### Short task
Render the records below as a Markdown table with two columns, Row and Line. Number each row and omit blank lines.

### Data extract
--

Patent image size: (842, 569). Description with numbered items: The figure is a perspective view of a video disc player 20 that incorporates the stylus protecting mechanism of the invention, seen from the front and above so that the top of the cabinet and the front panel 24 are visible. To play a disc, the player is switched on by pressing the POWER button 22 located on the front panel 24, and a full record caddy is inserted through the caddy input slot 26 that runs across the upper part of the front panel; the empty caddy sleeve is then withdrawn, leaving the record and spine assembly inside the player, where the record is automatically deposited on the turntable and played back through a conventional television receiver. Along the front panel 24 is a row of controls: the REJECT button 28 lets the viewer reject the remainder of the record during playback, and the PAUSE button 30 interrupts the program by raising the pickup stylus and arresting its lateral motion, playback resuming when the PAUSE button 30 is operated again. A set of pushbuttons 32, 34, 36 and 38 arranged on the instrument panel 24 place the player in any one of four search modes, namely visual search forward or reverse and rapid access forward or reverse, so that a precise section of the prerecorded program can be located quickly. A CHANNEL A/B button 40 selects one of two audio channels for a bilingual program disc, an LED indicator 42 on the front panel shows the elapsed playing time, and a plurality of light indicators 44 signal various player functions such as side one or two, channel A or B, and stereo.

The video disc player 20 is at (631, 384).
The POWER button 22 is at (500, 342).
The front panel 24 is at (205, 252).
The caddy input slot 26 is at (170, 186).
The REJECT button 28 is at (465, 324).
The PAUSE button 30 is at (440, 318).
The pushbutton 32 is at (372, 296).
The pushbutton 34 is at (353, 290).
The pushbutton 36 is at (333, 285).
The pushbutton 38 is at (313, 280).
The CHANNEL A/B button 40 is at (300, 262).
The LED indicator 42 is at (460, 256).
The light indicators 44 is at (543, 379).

--

### Exercise output
| Row | Line |
|---|---|
| 1 | Patent image size: (842, 569). Description with numbered items: The figure is a perspective view of a video disc player 20 that incorporates the stylus protecting mechanism of the invention, seen from the front and above so that the top of the cabinet and the front panel 24 are visible. To play a disc, the player is switched on by pressing the POWER button 22 located on the front panel 24, and a full record caddy is inserted through the caddy input slot 26 that runs across the upper part of the front panel; the empty caddy sleeve is then withdrawn, leaving the record and spine assembly inside the player, where the record is automatically deposited on the turntable and played back through a conventional television receiver. Along the front panel 24 is a row of controls: the REJECT button 28 lets the viewer reject the remainder of the record during playback, and the PAUSE button 30 interrupts the program by raising the pickup stylus and arresting its lateral motion, playback resuming when the PAUSE button 30 is operated again. A set of pushbuttons 32, 34, 36 and 38 arranged on the instrument panel 24 place the player in any one of four search modes, namely visual search forward or reverse and rapid access forward or reverse, so that a precise section of the prerecorded program can be located quickly. A CHANNEL A/B button 40 selects one of two audio channels for a bilingual program disc, an LED indicator 42 on the front panel shows the elapsed playing time, and a plurality of light indicators 44 signal various player functions such as side one or two, channel A or B, and stereo. |
| 2 | The video disc player 20 is at (631, 384). |
| 3 | The POWER button 22 is at (500, 342). |
| 4 | The front panel 24 is at (205, 252). |
| 5 | The caddy input slot 26 is at (170, 186). |
| 6 | The REJECT button 28 is at (465, 324). |
| 7 | The PAUSE button 30 is at (440, 318). |
| 8 | The pushbutton 32 is at (372, 296). |
| 9 | The pushbutton 34 is at (353, 290). |
| 10 | The pushbutton 36 is at (333, 285). |
| 11 | The pushbutton 38 is at (313, 280). |
| 12 | The CHANNEL A/B button 40 is at (300, 262). |
| 13 | The LED indicator 42 is at (460, 256). |
| 14 | The light indicators 44 is at (543, 379). |